# Record set start

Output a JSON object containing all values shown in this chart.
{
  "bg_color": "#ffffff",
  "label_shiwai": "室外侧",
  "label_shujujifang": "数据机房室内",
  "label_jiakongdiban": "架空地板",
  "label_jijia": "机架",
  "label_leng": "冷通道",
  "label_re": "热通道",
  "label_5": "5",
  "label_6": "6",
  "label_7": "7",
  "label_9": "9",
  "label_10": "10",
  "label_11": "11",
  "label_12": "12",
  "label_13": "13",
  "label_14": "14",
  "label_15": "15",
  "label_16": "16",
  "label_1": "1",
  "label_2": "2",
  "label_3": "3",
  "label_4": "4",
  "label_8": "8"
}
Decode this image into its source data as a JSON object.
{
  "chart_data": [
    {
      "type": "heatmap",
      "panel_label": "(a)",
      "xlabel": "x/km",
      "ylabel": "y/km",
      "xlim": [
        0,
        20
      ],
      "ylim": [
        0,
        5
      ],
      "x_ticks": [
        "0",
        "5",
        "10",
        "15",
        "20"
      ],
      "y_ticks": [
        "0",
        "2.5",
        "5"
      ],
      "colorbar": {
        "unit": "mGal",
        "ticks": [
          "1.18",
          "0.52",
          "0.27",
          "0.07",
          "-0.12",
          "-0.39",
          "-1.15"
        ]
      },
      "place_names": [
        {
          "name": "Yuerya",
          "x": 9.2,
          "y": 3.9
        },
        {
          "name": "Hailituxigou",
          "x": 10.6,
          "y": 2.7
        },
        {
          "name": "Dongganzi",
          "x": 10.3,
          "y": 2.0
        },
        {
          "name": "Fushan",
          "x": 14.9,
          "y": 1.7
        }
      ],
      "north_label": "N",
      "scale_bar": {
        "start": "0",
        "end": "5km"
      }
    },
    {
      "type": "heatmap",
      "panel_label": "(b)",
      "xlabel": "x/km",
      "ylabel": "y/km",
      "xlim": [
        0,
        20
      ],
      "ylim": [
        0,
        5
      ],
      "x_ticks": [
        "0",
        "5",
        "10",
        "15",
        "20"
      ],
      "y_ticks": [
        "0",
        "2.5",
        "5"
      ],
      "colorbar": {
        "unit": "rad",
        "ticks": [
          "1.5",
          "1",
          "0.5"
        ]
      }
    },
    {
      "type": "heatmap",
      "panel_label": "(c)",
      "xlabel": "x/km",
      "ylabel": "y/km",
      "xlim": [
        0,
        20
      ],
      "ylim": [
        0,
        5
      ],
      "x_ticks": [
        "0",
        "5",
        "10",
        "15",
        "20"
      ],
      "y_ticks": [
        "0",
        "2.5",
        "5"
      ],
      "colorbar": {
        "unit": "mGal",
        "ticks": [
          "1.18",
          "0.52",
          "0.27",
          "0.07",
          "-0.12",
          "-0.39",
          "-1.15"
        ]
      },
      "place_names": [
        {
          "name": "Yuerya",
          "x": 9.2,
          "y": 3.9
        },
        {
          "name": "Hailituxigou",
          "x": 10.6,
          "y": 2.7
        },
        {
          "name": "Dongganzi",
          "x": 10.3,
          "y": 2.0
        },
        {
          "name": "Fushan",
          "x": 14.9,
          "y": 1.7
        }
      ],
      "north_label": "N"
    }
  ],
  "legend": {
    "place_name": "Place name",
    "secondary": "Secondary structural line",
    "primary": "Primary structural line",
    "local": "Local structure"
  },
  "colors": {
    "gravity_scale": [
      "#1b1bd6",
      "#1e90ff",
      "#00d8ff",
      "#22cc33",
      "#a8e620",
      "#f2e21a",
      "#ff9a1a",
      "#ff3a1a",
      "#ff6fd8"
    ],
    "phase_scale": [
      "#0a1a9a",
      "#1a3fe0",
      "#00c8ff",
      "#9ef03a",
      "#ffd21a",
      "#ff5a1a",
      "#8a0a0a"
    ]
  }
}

# Record set end

The exercise: Make an exact copy of the material above.

Task solution:
Output a JSON object containing all values shown in this chart.
{
  "bg_color": "#ffffff",
  "label_shiwai": "室外侧",
  "label_shujujifang": "数据机房室内",
  "label_jiakongdiban": "架空地板",
  "label_jijia": "机架",
  "label_leng": "冷通道",
  "label_re": "热通道",
  "label_5": "5",
  "label_6": "6",
  "label_7": "7",
  "label_9": "9",
  "label_10": "10",
  "label_11": "11",
  "label_12": "12",
  "label_13": "13",
  "label_14": "14",
  "label_15": "15",
  "label_16": "16",
  "label_1": "1",
  "label_2": "2",
  "label_3": "3",
  "label_4": "4",
  "label_8": "8"
}
Decode this image into its source data as a JSON object.
{
  "chart_data": [
    {
      "type": "heatmap",
      "panel_label": "(a)",
      "xlabel": "x/km",
      "ylabel": "y/km",
      "xlim": [
        0,
        20
      ],
      "ylim": [
        0,
        5
      ],
      "x_ticks": [
        "0",
        "5",
        "10",
        "15",
        "20"
      ],
      "y_ticks": [
        "0",
        "2.5",
        "5"
      ],
      "colorbar": {
        "unit": "mGal",
        "ticks": [
          "1.18",
          "0.52",
          "0.27",
          "0.07",
          "-0.12",
          "-0.39",
          "-1.15"
        ]
      },
      "place_names": [
        {
          "name": "Yuerya",
          "x": 9.2,
          "y": 3.9
        },
        {
          "name": "Hailituxigou",
          "x": 10.6,
          "y": 2.7
        },
        {
          "name": "Dongganzi",
          "x": 10.3,
          "y": 2.0
        },
        {
          "name": "Fushan",
          "x": 14.9,
          "y": 1.7
        }
      ],
      "north_label": "N",
      "scale_bar": {
        "start": "0",
        "end": "5km"
      }
    },
    {
      "type": "heatmap",
      "panel_label": "(b)",
      "xlabel": "x/km",
      "ylabel": "y/km",
      "xlim": [
        0,
        20
      ],
      "ylim": [
        0,
        5
      ],
      "x_ticks": [
        "0",
        "5",
        "10",
        "15",
        "20"
      ],
      "y_ticks": [
        "0",
        "2.5",
        "5"
      ],
      "colorbar": {
        "unit": "rad",
        "ticks": [
          "1.5",
          "1",
          "0.5"
        ]
      }
    },
    {
      "type": "heatmap",
      "panel_label": "(c)",
      "xlabel": "x/km",
      "ylabel": "y/km",
      "xlim": [
        0,
        20
      ],
      "ylim": [
        0,
        5
      ],
      "x_ticks": [
        "0",
        "5",
        "10",
        "15",
        "20"
      ],
      "y_ticks": [
        "0",
        "2.5",
        "5"
      ],
      "colorbar": {
        "unit": "mGal",
        "ticks": [
          "1.18",
          "0.52",
          "0.27",
          "0.07",
          "-0.12",
          "-0.39",
          "-1.15"
        ]
      },
      "place_names": [
        {
          "name": "Yuerya",
          "x": 9.2,
          "y": 3.9
        },
        {
          "name": "Hailituxigou",
          "x": 10.6,
          "y": 2.7
        },
        {
          "name": "Dongganzi",
          "x": 10.3,
          "y": 2.0
        },
        {
          "name": "Fushan",
          "x": 14.9,
          "y": 1.7
        }
      ],
      "north_label": "N"
    }
  ],
  "legend": {
    "place_name": "Place name",
    "secondary": "Secondary structural line",
    "primary": "Primary structural line",
    "local": "Local structure"
  },
  "colors": {
    "gravity_scale": [
      "#1b1bd6",
      "#1e90ff",
      "#00d8ff",
      "#22cc33",
      "#a8e620",
      "#f2e21a",
      "#ff9a1a",
      "#ff3a1a",
      "#ff6fd8"
    ],
    "phase_scale": [
      "#0a1a9a",
      "#1a3fe0",
      "#00c8ff",
      "#9ef03a",
      "#ffd21a",
      "#ff5a1a",
      "#8a0a0a"
    ]
  }
}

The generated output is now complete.